### WHAT YOU NEED TO DO:
Make an exact copy of the entries, and keep any pictures out of it.

### DATA RECORDS:
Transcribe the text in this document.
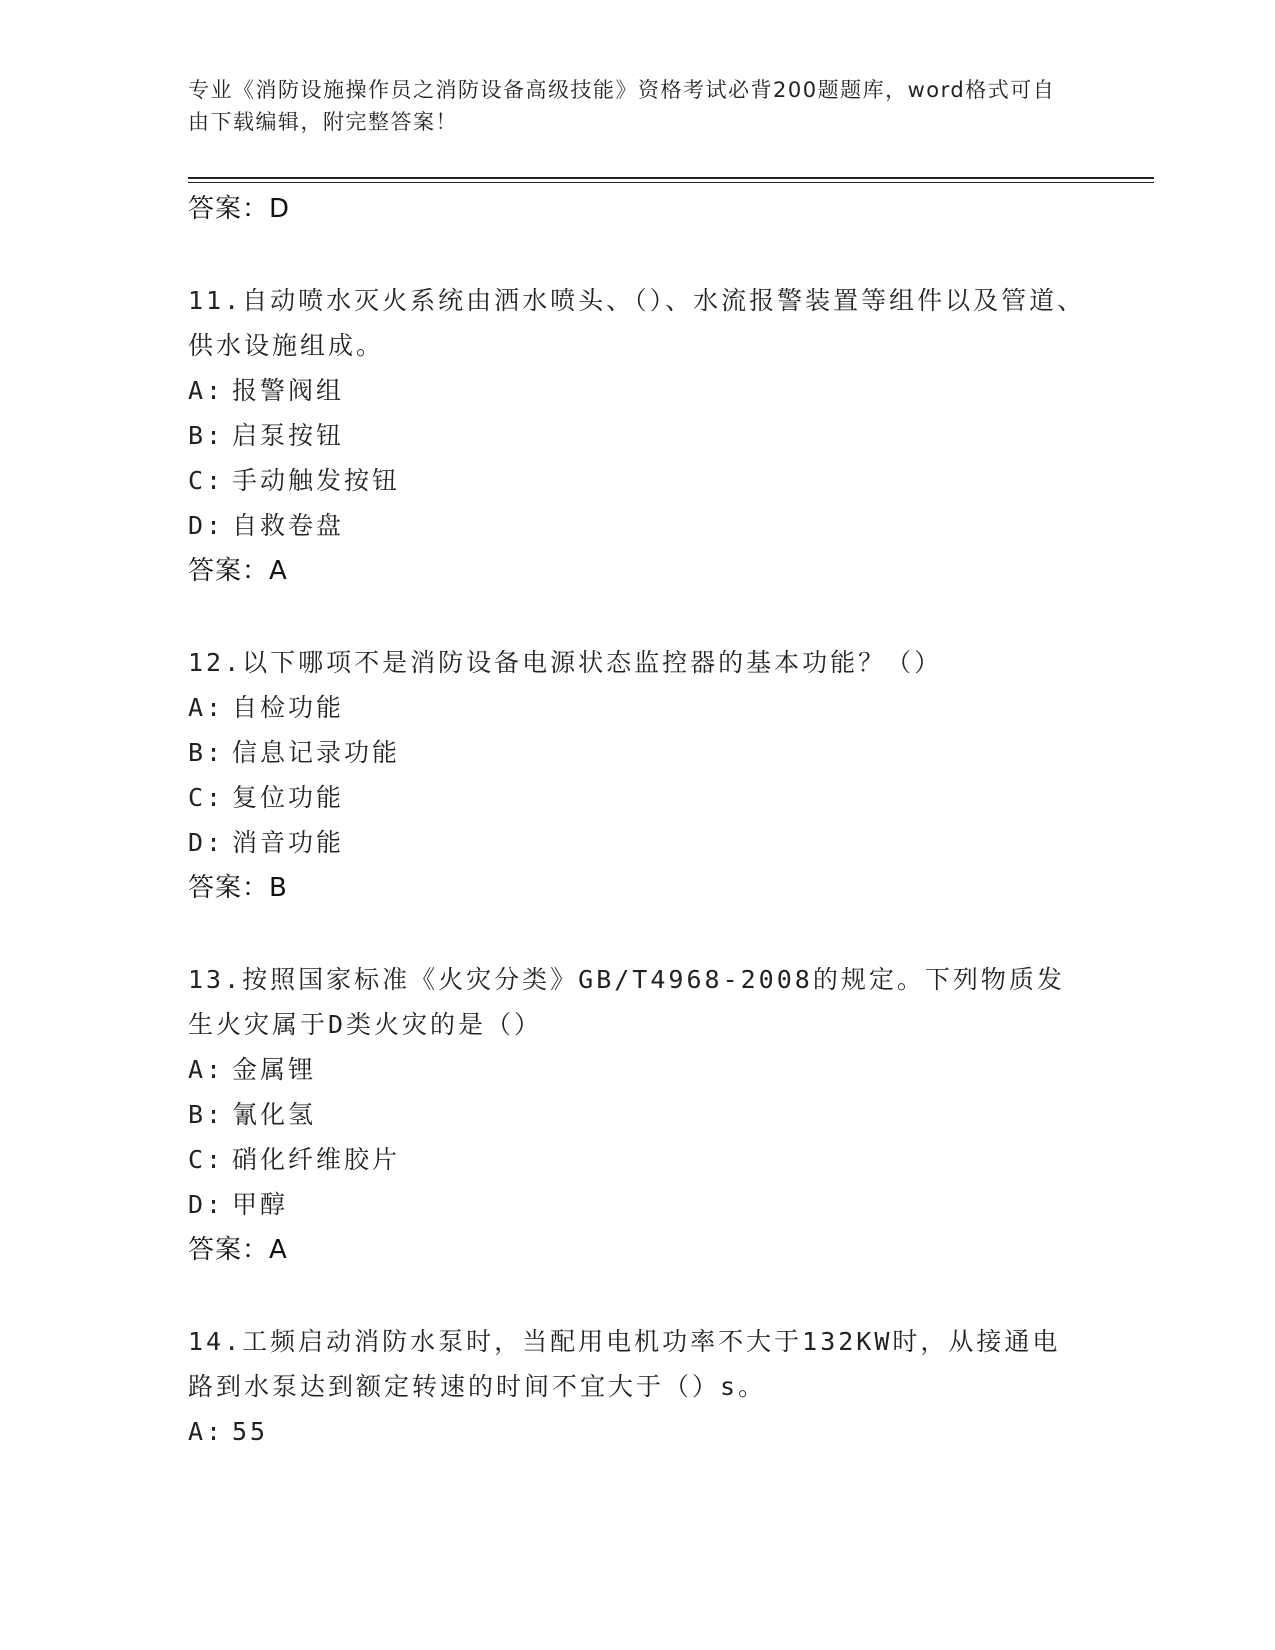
专业《消防设施操作员之消防设备高级技能》资格考试必背200题题库，word格式可自由下载编辑，附完整答案！

答案：D

11.自动喷水灭火系统由洒水喷头、（）、水流报警装置等组件以及管道、供水设施组成。

A: 报警阀组

B: 启泵按钮

C: 手动触发按钮

D: 自救卷盘

答案：A

12.以下哪项不是消防设备电源状态监控器的基本功能？（）

A: 自检功能

B: 信息记录功能

C: 复位功能

D: 消音功能

答案：B

13.按照国家标准《火灾分类》GB/T4968-2008的规定。下列物质发生火灾属于D类火灾的是（）

A: 金属锂

B: 氰化氢

C: 硝化纤维胶片

D: 甲醇

答案：A

14.工频启动消防水泵时，当配用电机功率不大于132KW时，从接通电路到水泵达到额定转速的时间不宜大于（）s。

A: 55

### SOLUTION:
Transcribe the text in this document.
专业《消防设施操作员之消防设备高级技能》资格考试必背200题题库，word格式可自由下载编辑，附完整答案！

答案：D

11.自动喷水灭火系统由洒水喷头、（）、水流报警装置等组件以及管道、供水设施组成。

A: 报警阀组

B: 启泵按钮

C: 手动触发按钮

D: 自救卷盘

答案：A

12.以下哪项不是消防设备电源状态监控器的基本功能？（）

A: 自检功能

B: 信息记录功能

C: 复位功能

D: 消音功能

答案：B

13.按照国家标准《火灾分类》GB/T4968-2008的规定。下列物质发生火灾属于D类火灾的是（）

A: 金属锂

B: 氰化氢

C: 硝化纤维胶片

D: 甲醇

答案：A

14.工频启动消防水泵时，当配用电机功率不大于132KW时，从接通电路到水泵达到额定转速的时间不宜大于（）s。

A: 55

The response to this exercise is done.